### GIVEN RECORDS

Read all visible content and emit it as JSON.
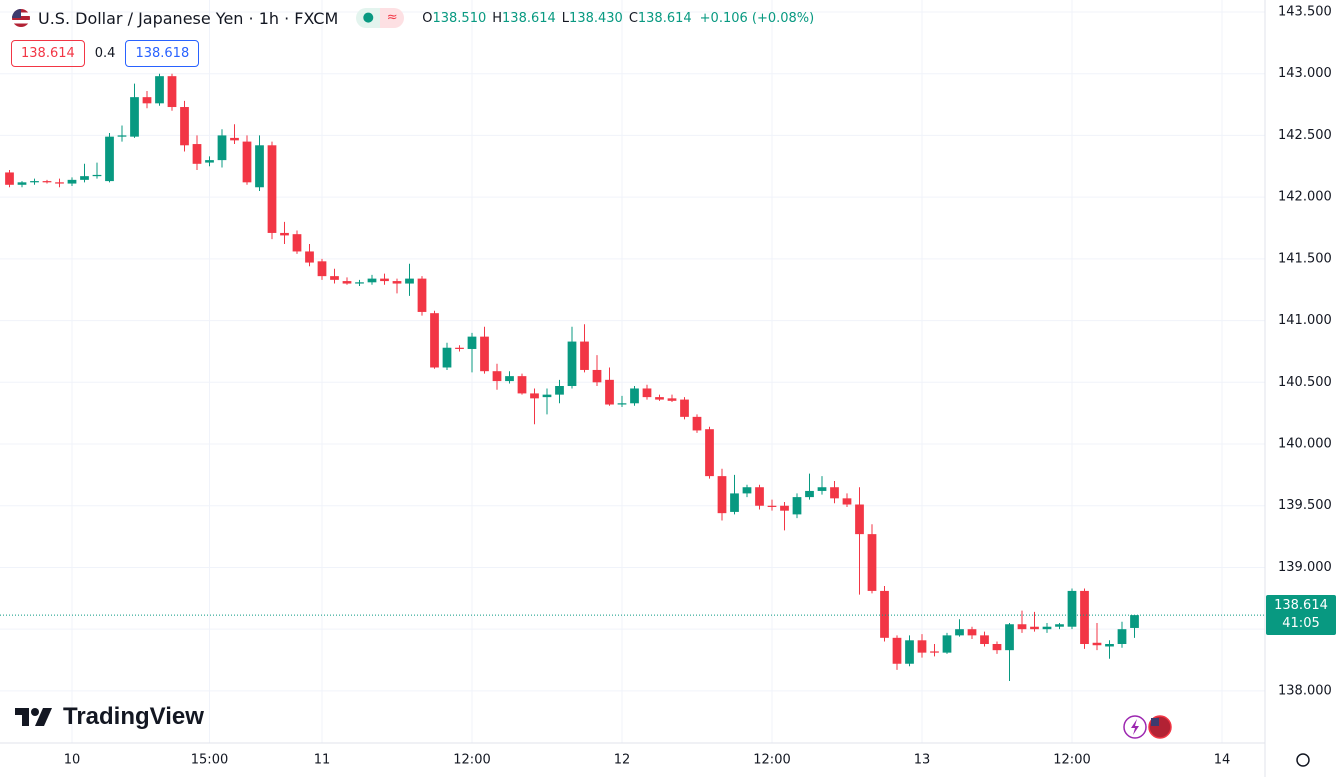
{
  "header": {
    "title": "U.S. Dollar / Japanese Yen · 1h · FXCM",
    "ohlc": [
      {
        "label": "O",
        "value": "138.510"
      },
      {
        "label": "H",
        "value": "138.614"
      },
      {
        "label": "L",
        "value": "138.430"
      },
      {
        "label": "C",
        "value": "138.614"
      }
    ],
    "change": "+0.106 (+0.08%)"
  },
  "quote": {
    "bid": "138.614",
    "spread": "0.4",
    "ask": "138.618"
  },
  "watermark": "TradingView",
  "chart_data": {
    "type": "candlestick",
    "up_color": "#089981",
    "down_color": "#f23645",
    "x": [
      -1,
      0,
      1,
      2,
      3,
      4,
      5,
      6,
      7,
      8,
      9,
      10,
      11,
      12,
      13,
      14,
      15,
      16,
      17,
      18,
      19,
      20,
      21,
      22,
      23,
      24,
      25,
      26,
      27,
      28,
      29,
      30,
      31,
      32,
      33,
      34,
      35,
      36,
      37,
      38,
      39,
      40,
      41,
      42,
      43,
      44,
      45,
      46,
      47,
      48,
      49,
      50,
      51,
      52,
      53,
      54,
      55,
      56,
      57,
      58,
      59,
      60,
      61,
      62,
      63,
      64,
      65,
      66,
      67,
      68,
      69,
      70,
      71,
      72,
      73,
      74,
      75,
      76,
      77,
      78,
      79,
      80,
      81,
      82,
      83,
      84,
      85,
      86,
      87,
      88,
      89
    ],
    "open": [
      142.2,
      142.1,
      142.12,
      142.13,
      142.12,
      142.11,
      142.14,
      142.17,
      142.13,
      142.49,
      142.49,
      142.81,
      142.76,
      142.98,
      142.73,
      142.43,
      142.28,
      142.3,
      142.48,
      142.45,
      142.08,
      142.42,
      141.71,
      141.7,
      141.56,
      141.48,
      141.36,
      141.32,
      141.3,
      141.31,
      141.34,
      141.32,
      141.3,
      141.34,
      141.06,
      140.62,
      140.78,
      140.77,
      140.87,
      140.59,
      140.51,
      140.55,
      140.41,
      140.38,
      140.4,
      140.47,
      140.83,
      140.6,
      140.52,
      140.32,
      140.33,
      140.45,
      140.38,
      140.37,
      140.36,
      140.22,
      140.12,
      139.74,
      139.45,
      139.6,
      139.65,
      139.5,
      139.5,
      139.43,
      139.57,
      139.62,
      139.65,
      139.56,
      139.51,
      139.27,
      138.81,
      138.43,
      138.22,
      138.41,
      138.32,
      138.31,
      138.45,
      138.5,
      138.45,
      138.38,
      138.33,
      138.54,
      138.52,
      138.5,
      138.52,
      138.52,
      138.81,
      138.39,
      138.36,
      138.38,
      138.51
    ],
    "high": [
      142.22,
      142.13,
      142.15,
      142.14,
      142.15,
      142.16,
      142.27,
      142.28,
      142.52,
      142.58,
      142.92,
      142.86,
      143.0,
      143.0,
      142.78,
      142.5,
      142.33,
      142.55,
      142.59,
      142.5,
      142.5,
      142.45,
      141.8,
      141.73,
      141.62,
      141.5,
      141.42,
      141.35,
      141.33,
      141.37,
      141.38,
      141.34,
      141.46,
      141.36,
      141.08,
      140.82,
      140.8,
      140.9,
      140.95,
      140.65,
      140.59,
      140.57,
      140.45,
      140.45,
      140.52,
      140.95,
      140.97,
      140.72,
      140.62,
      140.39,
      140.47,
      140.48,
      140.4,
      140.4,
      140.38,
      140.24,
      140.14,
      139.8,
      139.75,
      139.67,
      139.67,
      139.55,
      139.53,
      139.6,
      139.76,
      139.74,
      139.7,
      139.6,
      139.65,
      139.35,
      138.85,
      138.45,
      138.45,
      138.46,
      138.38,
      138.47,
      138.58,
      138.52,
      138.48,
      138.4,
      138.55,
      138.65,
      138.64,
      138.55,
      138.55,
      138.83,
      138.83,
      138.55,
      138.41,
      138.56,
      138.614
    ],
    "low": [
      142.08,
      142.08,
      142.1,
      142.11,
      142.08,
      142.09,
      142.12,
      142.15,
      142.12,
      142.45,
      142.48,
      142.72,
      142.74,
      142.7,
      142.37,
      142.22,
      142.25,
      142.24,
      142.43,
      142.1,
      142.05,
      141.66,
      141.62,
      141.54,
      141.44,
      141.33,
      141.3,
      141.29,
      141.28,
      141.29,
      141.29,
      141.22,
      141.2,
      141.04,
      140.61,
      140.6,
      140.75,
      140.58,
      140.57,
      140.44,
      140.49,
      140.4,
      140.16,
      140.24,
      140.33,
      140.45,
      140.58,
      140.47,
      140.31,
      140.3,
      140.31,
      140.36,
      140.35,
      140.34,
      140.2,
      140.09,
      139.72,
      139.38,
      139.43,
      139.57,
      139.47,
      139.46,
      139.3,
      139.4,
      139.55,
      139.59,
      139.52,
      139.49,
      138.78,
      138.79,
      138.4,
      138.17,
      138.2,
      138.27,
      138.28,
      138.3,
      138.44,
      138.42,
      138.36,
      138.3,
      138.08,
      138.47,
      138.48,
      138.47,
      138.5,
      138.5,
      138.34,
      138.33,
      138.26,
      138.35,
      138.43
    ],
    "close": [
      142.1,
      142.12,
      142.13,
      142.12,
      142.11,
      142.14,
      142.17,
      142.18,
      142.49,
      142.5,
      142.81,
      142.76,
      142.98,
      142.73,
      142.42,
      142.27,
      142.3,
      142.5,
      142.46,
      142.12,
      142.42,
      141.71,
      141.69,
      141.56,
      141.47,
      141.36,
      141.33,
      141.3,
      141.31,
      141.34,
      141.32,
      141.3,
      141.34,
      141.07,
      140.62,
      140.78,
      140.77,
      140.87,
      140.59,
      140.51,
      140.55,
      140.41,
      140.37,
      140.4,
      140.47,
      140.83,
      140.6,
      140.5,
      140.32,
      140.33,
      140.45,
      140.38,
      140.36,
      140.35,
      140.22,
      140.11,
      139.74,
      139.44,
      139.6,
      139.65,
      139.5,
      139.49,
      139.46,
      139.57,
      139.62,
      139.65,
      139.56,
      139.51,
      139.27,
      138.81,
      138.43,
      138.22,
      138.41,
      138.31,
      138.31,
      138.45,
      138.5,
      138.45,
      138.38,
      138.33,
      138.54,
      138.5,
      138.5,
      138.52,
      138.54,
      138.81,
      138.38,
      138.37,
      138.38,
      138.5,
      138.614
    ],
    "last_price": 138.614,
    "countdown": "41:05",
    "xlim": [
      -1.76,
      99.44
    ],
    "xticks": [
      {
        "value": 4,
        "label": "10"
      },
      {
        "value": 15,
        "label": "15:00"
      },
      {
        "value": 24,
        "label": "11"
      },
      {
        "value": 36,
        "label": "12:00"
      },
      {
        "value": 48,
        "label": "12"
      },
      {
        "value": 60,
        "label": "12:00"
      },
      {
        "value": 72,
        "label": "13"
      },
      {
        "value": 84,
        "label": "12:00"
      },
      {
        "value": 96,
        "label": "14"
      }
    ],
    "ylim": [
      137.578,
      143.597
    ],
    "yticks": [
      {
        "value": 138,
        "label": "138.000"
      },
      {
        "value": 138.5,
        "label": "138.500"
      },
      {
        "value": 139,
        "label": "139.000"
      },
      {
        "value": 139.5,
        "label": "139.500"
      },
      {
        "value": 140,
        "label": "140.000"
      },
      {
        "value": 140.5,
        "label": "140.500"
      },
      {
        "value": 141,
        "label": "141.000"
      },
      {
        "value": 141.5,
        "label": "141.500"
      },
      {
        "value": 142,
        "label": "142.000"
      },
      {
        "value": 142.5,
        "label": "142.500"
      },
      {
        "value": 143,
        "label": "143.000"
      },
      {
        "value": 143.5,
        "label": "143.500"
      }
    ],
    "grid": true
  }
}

### DIRECTIONS FOR THIS TASK
Restate the data above exactly, stripping out each image.

### RESPONSE TO THIS EXERCISE
Read all visible content and emit it as JSON.
{
  "header": {
    "title": "U.S. Dollar / Japanese Yen · 1h · FXCM",
    "ohlc": [
      {
        "label": "O",
        "value": "138.510"
      },
      {
        "label": "H",
        "value": "138.614"
      },
      {
        "label": "L",
        "value": "138.430"
      },
      {
        "label": "C",
        "value": "138.614"
      }
    ],
    "change": "+0.106 (+0.08%)"
  },
  "quote": {
    "bid": "138.614",
    "spread": "0.4",
    "ask": "138.618"
  },
  "watermark": "TradingView",
  "chart_data": {
    "type": "candlestick",
    "up_color": "#089981",
    "down_color": "#f23645",
    "x": [
      -1,
      0,
      1,
      2,
      3,
      4,
      5,
      6,
      7,
      8,
      9,
      10,
      11,
      12,
      13,
      14,
      15,
      16,
      17,
      18,
      19,
      20,
      21,
      22,
      23,
      24,
      25,
      26,
      27,
      28,
      29,
      30,
      31,
      32,
      33,
      34,
      35,
      36,
      37,
      38,
      39,
      40,
      41,
      42,
      43,
      44,
      45,
      46,
      47,
      48,
      49,
      50,
      51,
      52,
      53,
      54,
      55,
      56,
      57,
      58,
      59,
      60,
      61,
      62,
      63,
      64,
      65,
      66,
      67,
      68,
      69,
      70,
      71,
      72,
      73,
      74,
      75,
      76,
      77,
      78,
      79,
      80,
      81,
      82,
      83,
      84,
      85,
      86,
      87,
      88,
      89
    ],
    "open": [
      142.2,
      142.1,
      142.12,
      142.13,
      142.12,
      142.11,
      142.14,
      142.17,
      142.13,
      142.49,
      142.49,
      142.81,
      142.76,
      142.98,
      142.73,
      142.43,
      142.28,
      142.3,
      142.48,
      142.45,
      142.08,
      142.42,
      141.71,
      141.7,
      141.56,
      141.48,
      141.36,
      141.32,
      141.3,
      141.31,
      141.34,
      141.32,
      141.3,
      141.34,
      141.06,
      140.62,
      140.78,
      140.77,
      140.87,
      140.59,
      140.51,
      140.55,
      140.41,
      140.38,
      140.4,
      140.47,
      140.83,
      140.6,
      140.52,
      140.32,
      140.33,
      140.45,
      140.38,
      140.37,
      140.36,
      140.22,
      140.12,
      139.74,
      139.45,
      139.6,
      139.65,
      139.5,
      139.5,
      139.43,
      139.57,
      139.62,
      139.65,
      139.56,
      139.51,
      139.27,
      138.81,
      138.43,
      138.22,
      138.41,
      138.32,
      138.31,
      138.45,
      138.5,
      138.45,
      138.38,
      138.33,
      138.54,
      138.52,
      138.5,
      138.52,
      138.52,
      138.81,
      138.39,
      138.36,
      138.38,
      138.51
    ],
    "high": [
      142.22,
      142.13,
      142.15,
      142.14,
      142.15,
      142.16,
      142.27,
      142.28,
      142.52,
      142.58,
      142.92,
      142.86,
      143.0,
      143.0,
      142.78,
      142.5,
      142.33,
      142.55,
      142.59,
      142.5,
      142.5,
      142.45,
      141.8,
      141.73,
      141.62,
      141.5,
      141.42,
      141.35,
      141.33,
      141.37,
      141.38,
      141.34,
      141.46,
      141.36,
      141.08,
      140.82,
      140.8,
      140.9,
      140.95,
      140.65,
      140.59,
      140.57,
      140.45,
      140.45,
      140.52,
      140.95,
      140.97,
      140.72,
      140.62,
      140.39,
      140.47,
      140.48,
      140.4,
      140.4,
      140.38,
      140.24,
      140.14,
      139.8,
      139.75,
      139.67,
      139.67,
      139.55,
      139.53,
      139.6,
      139.76,
      139.74,
      139.7,
      139.6,
      139.65,
      139.35,
      138.85,
      138.45,
      138.45,
      138.46,
      138.38,
      138.47,
      138.58,
      138.52,
      138.48,
      138.4,
      138.55,
      138.65,
      138.64,
      138.55,
      138.55,
      138.83,
      138.83,
      138.55,
      138.41,
      138.56,
      138.614
    ],
    "low": [
      142.08,
      142.08,
      142.1,
      142.11,
      142.08,
      142.09,
      142.12,
      142.15,
      142.12,
      142.45,
      142.48,
      142.72,
      142.74,
      142.7,
      142.37,
      142.22,
      142.25,
      142.24,
      142.43,
      142.1,
      142.05,
      141.66,
      141.62,
      141.54,
      141.44,
      141.33,
      141.3,
      141.29,
      141.28,
      141.29,
      141.29,
      141.22,
      141.2,
      141.04,
      140.61,
      140.6,
      140.75,
      140.58,
      140.57,
      140.44,
      140.49,
      140.4,
      140.16,
      140.24,
      140.33,
      140.45,
      140.58,
      140.47,
      140.31,
      140.3,
      140.31,
      140.36,
      140.35,
      140.34,
      140.2,
      140.09,
      139.72,
      139.38,
      139.43,
      139.57,
      139.47,
      139.46,
      139.3,
      139.4,
      139.55,
      139.59,
      139.52,
      139.49,
      138.78,
      138.79,
      138.4,
      138.17,
      138.2,
      138.27,
      138.28,
      138.3,
      138.44,
      138.42,
      138.36,
      138.3,
      138.08,
      138.47,
      138.48,
      138.47,
      138.5,
      138.5,
      138.34,
      138.33,
      138.26,
      138.35,
      138.43
    ],
    "close": [
      142.1,
      142.12,
      142.13,
      142.12,
      142.11,
      142.14,
      142.17,
      142.18,
      142.49,
      142.5,
      142.81,
      142.76,
      142.98,
      142.73,
      142.42,
      142.27,
      142.3,
      142.5,
      142.46,
      142.12,
      142.42,
      141.71,
      141.69,
      141.56,
      141.47,
      141.36,
      141.33,
      141.3,
      141.31,
      141.34,
      141.32,
      141.3,
      141.34,
      141.07,
      140.62,
      140.78,
      140.77,
      140.87,
      140.59,
      140.51,
      140.55,
      140.41,
      140.37,
      140.4,
      140.47,
      140.83,
      140.6,
      140.5,
      140.32,
      140.33,
      140.45,
      140.38,
      140.36,
      140.35,
      140.22,
      140.11,
      139.74,
      139.44,
      139.6,
      139.65,
      139.5,
      139.49,
      139.46,
      139.57,
      139.62,
      139.65,
      139.56,
      139.51,
      139.27,
      138.81,
      138.43,
      138.22,
      138.41,
      138.31,
      138.31,
      138.45,
      138.5,
      138.45,
      138.38,
      138.33,
      138.54,
      138.5,
      138.5,
      138.52,
      138.54,
      138.81,
      138.38,
      138.37,
      138.38,
      138.5,
      138.614
    ],
    "last_price": 138.614,
    "countdown": "41:05",
    "xlim": [
      -1.76,
      99.44
    ],
    "xticks": [
      {
        "value": 4,
        "label": "10"
      },
      {
        "value": 15,
        "label": "15:00"
      },
      {
        "value": 24,
        "label": "11"
      },
      {
        "value": 36,
        "label": "12:00"
      },
      {
        "value": 48,
        "label": "12"
      },
      {
        "value": 60,
        "label": "12:00"
      },
      {
        "value": 72,
        "label": "13"
      },
      {
        "value": 84,
        "label": "12:00"
      },
      {
        "value": 96,
        "label": "14"
      }
    ],
    "ylim": [
      137.578,
      143.597
    ],
    "yticks": [
      {
        "value": 138,
        "label": "138.000"
      },
      {
        "value": 138.5,
        "label": "138.500"
      },
      {
        "value": 139,
        "label": "139.000"
      },
      {
        "value": 139.5,
        "label": "139.500"
      },
      {
        "value": 140,
        "label": "140.000"
      },
      {
        "value": 140.5,
        "label": "140.500"
      },
      {
        "value": 141,
        "label": "141.000"
      },
      {
        "value": 141.5,
        "label": "141.500"
      },
      {
        "value": 142,
        "label": "142.000"
      },
      {
        "value": 142.5,
        "label": "142.500"
      },
      {
        "value": 143,
        "label": "143.000"
      },
      {
        "value": 143.5,
        "label": "143.500"
      }
    ],
    "grid": true
  }
}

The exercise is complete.